__TASK OBJECTIVE__: Look through the entries. Copy each line that has the word "signalling".

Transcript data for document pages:
»»

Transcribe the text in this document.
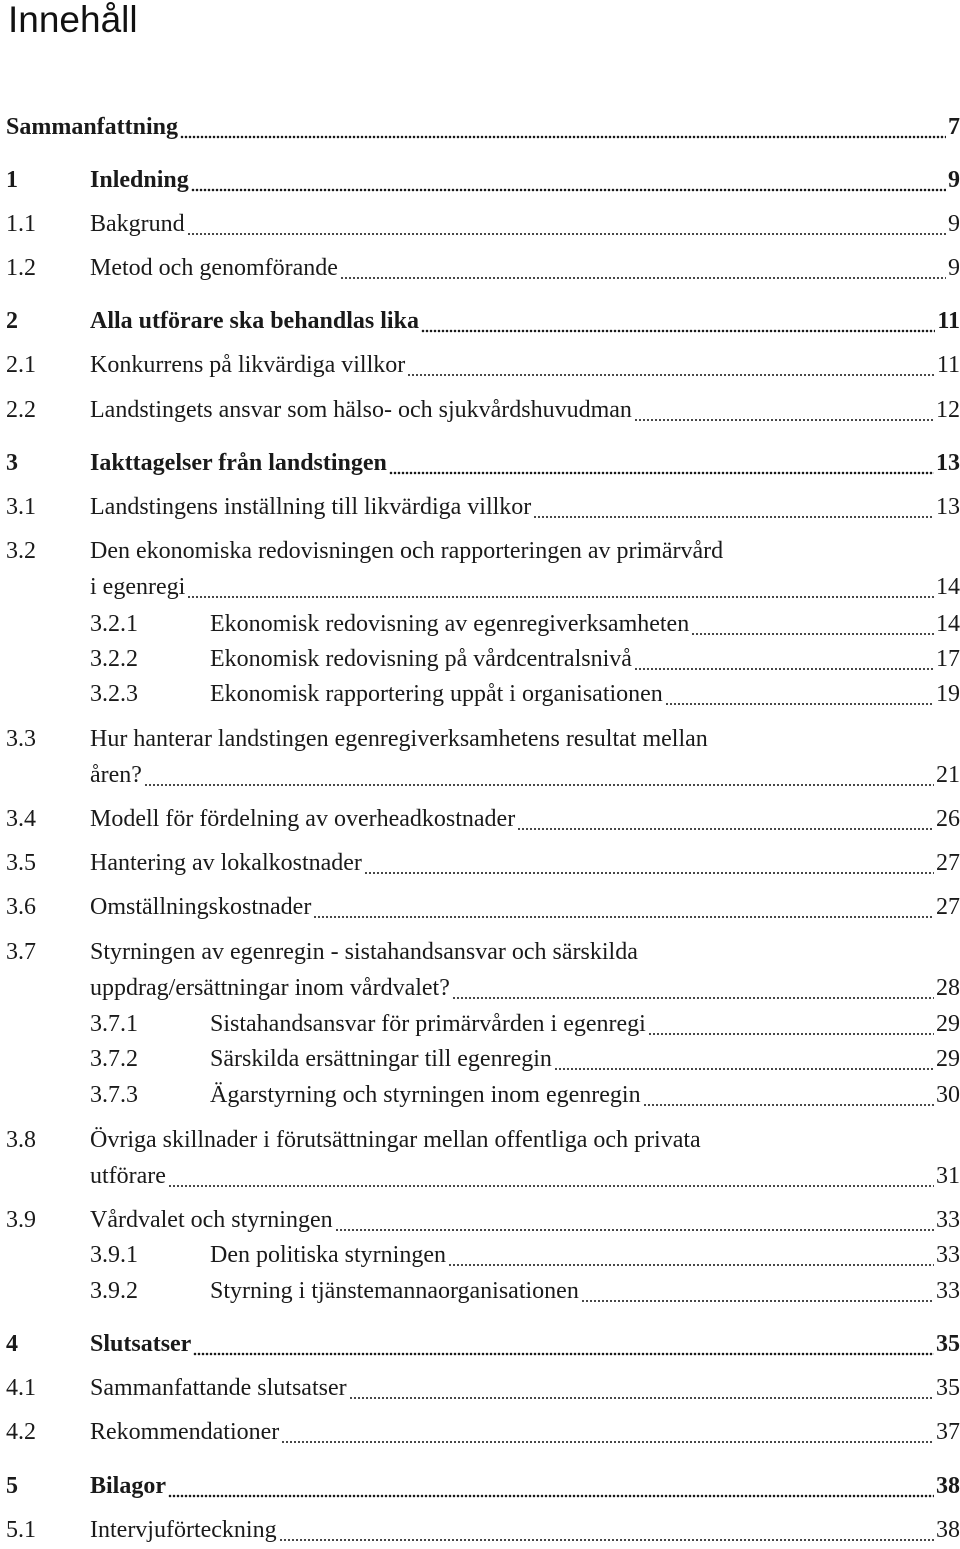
Innehåll
Sammanfattning	7
1	Inledning	9
1.1 Bakgrund	9
1.2 Metod och genomförande	9
2	Alla utförare ska behandlas lika	11
2.1 Konkurrens på likvärdiga villkor	11
2.2 Landstingets ansvar som hälso- och sjukvårdshuvudman	12
3	Iakttagelser från landstingen	13
3.1 Landstingens inställning till likvärdiga villkor	13
3.2 Den ekonomiska redovisningen och rapporteringen av primärvård
i egenregi	14
3.2.1	Ekonomisk redovisning av egenregiverksamheten	14
3.2.2	Ekonomisk redovisning på vårdcentralsnivå	17
3.2.3	Ekonomisk rapportering uppåt i organisationen	19
3.3 Hur hanterar landstingen egenregiverksamhetens resultat mellan
åren?	21
3.4 Modell för fördelning av overheadkostnader	26
3.5 Hantering av lokalkostnader	27
3.6 Omställningskostnader	27
3.7 Styrningen av egenregin - sistahandsansvar och särskilda
uppdrag/ersättningar inom vårdvalet?	28
3.7.1	Sistahandsansvar för primärvården i egenregi	29
3.7.2	Särskilda ersättningar till egenregin	29
3.7.3	Ägarstyrning och styrningen inom egenregin	30
3.8 Övriga skillnader i förutsättningar mellan offentliga och privata
utförare	31
3.9 Vårdvalet och styrningen	33
3.9.1	Den politiska styrningen	33
3.9.2	Styrning i tjänstemannaorganisationen	33
4	Slutsatser	35
4.1 Sammanfattande slutsatser	35
4.2 Rekommendationer	37
5	Bilagor	38
5.1 Intervjuförteckning	38
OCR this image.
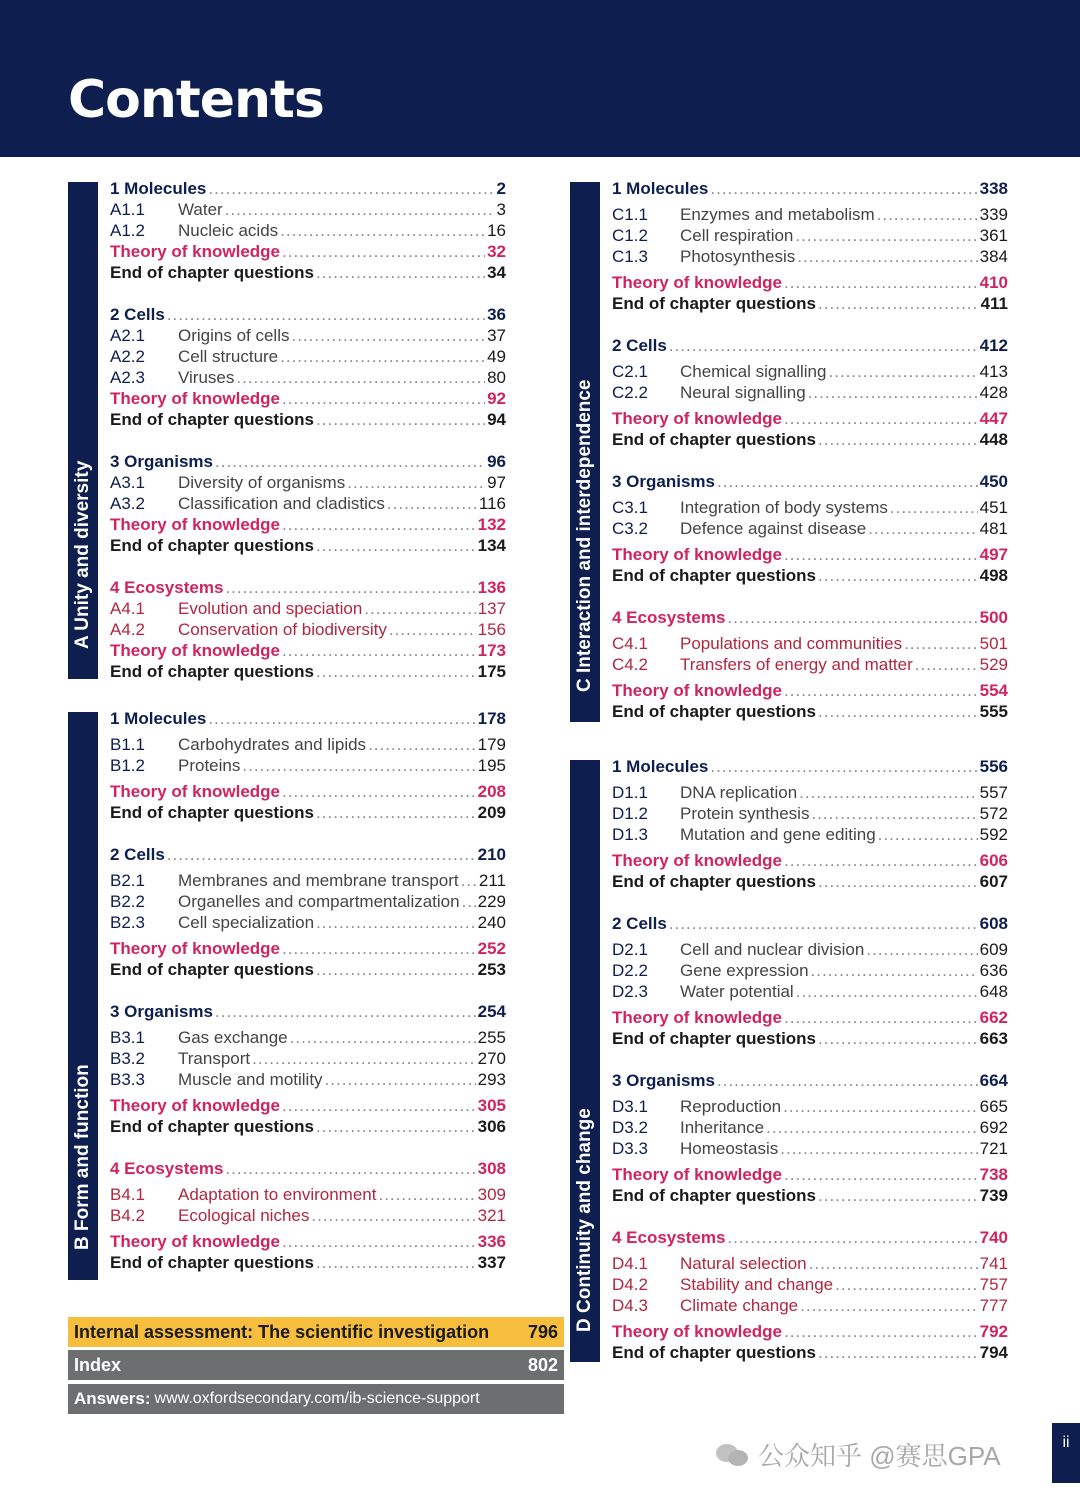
Contents
A Unity and diversity
1 Molecules .....	2
A1.1	Water .....	3
A1.2	Nucleic acids .....	16
Theory of knowledge .....	32
End of chapter questions .....	34
2 Cells .....	36
A2.1	Origins of cells .....	37
A2.2	Cell structure .....	49
A2.3	Viruses .....	80
Theory of knowledge .....	92
End of chapter questions .....	94
3 Organisms .....	96
A3.1	Diversity of organisms .....	97
A3.2	Classification and cladistics .....	116
Theory of knowledge .....	132
End of chapter questions .....	134
4 Ecosystems .....	136
A4.1	Evolution and speciation .....	137
A4.2	Conservation of biodiversity .....	156
Theory of knowledge .....	173
End of chapter questions .....	175
B Form and function
1 Molecules .....	178
B1.1	Carbohydrates and lipids .....	179
B1.2	Proteins .....	195
Theory of knowledge .....	208
End of chapter questions .....	209
2 Cells .....	210
B2.1	Membranes and membrane transport ..... 211
B2.2	Organelles and compartmentalization ..... 229
B2.3	Cell specialization .....	240
Theory of knowledge .....	252
End of chapter questions .....	253
3 Organisms .....	254
B3.1	Gas exchange .....	255
B3.2	Transport .....	270
B3.3	Muscle and motility .....	293
Theory of knowledge .....	305
End of chapter questions .....	306
4 Ecosystems .....	308
B4.1	Adaptation to environment .....	309
B4.2	Ecological niches .....	321
Theory of knowledge .....	336
End of chapter questions .....	337
C Interaction and interdependence
1 Molecules .....	338
C1.1	Enzymes and metabolism .....	339
C1.2	Cell respiration .....	361
C1.3	Photosynthesis .....	384
Theory of knowledge .....	410
End of chapter questions .....	411
2 Cells .....	412
C2.1	Chemical signalling .....	413
C2.2	Neural signalling .....	428
Theory of knowledge .....	447
End of chapter questions .....	448
3 Organisms .....	450
C3.1	Integration of body systems .....	451
C3.2	Defence against disease .....	481
Theory of knowledge .....	497
End of chapter questions .....	498
4 Ecosystems .....	500
C4.1	Populations and communities .....	501
C4.2	Transfers of energy and matter .....	529
Theory of knowledge .....	554
End of chapter questions .....	555
D Continuity and change
1 Molecules .....	556
D1.1	DNA replication .....	557
D1.2	Protein synthesis .....	572
D1.3	Mutation and gene editing .....	592
Theory of knowledge .....	606
End of chapter questions .....	607
2 Cells .....	608
D2.1	Cell and nuclear division .....	609
D2.2	Gene expression .....	636
D2.3	Water potential .....	648
Theory of knowledge .....	662
End of chapter questions .....	663
3 Organisms .....	664
D3.1	Reproduction .....	665
D3.2	Inheritance .....	692
D3.3	Homeostasis .....	721
Theory of knowledge .....	738
End of chapter questions .....	739
4 Ecosystems .....	740
D4.1	Natural selection .....	741
D4.2	Stability and change .....	757
D4.3	Climate change .....	777
Theory of knowledge .....	792
End of chapter questions .....	794
Internal assessment: The scientific investigation	796
Index	802
Answers: www.oxfordsecondary.com/ib-science-support
ii
公众知乎 @赛思GPA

««

__EXERCISE ANSWER__:
C2.1	Chemical signalling .....	413
C2.2	Neural signalling .....	428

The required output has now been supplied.